*Written exercise*
For each line that holds "ведомости", copy the line out.

*Available records*
BEGIN

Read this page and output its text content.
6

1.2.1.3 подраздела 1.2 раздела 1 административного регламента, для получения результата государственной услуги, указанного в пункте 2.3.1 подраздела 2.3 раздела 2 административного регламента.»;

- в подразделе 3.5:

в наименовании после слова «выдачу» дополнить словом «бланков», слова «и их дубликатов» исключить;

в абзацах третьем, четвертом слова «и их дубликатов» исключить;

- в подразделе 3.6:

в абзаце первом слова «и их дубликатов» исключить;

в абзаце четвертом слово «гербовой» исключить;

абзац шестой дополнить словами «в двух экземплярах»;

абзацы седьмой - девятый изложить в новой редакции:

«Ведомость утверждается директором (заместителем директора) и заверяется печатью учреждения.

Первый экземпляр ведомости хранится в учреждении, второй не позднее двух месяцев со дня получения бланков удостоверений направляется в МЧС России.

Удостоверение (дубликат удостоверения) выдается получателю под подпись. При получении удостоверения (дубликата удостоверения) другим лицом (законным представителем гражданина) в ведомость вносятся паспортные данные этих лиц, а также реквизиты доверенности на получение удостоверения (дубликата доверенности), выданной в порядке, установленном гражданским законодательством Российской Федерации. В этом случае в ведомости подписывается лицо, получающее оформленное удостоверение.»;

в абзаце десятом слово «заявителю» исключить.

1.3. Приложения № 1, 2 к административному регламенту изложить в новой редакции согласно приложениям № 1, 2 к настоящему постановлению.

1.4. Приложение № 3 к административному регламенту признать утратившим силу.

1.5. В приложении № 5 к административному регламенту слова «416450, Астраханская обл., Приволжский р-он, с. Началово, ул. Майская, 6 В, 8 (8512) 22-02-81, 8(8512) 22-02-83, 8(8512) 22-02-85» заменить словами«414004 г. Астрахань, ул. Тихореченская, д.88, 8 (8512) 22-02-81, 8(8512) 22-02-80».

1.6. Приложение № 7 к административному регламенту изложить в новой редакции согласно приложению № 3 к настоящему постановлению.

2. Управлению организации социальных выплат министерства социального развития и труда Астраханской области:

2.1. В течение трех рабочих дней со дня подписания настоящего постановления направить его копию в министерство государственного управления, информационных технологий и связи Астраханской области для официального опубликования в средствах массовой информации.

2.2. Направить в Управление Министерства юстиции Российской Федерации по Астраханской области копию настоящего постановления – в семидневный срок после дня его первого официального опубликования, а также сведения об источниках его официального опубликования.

END

*Output of the exercise*
Первый экземпляр ведомости хранится в учреждении, второй не позднее двух месяцев со дня получения бланков удостоверений направляется в МЧС России.
Удостоверение (дубликат удостоверения) выдается получателю под подпись. При получении удостоверения (дубликата удостоверения) другим лицом (законным представителем гражданина) в ведомость вносятся паспортные данные этих лиц, а также реквизиты доверенности на получение удостоверения (дубликата доверенности), выданной в порядке, установленном гражданским законодательством Российской Федерации. В этом случае в ведомости подписывается лицо, получающее оформленное удостоверение.»;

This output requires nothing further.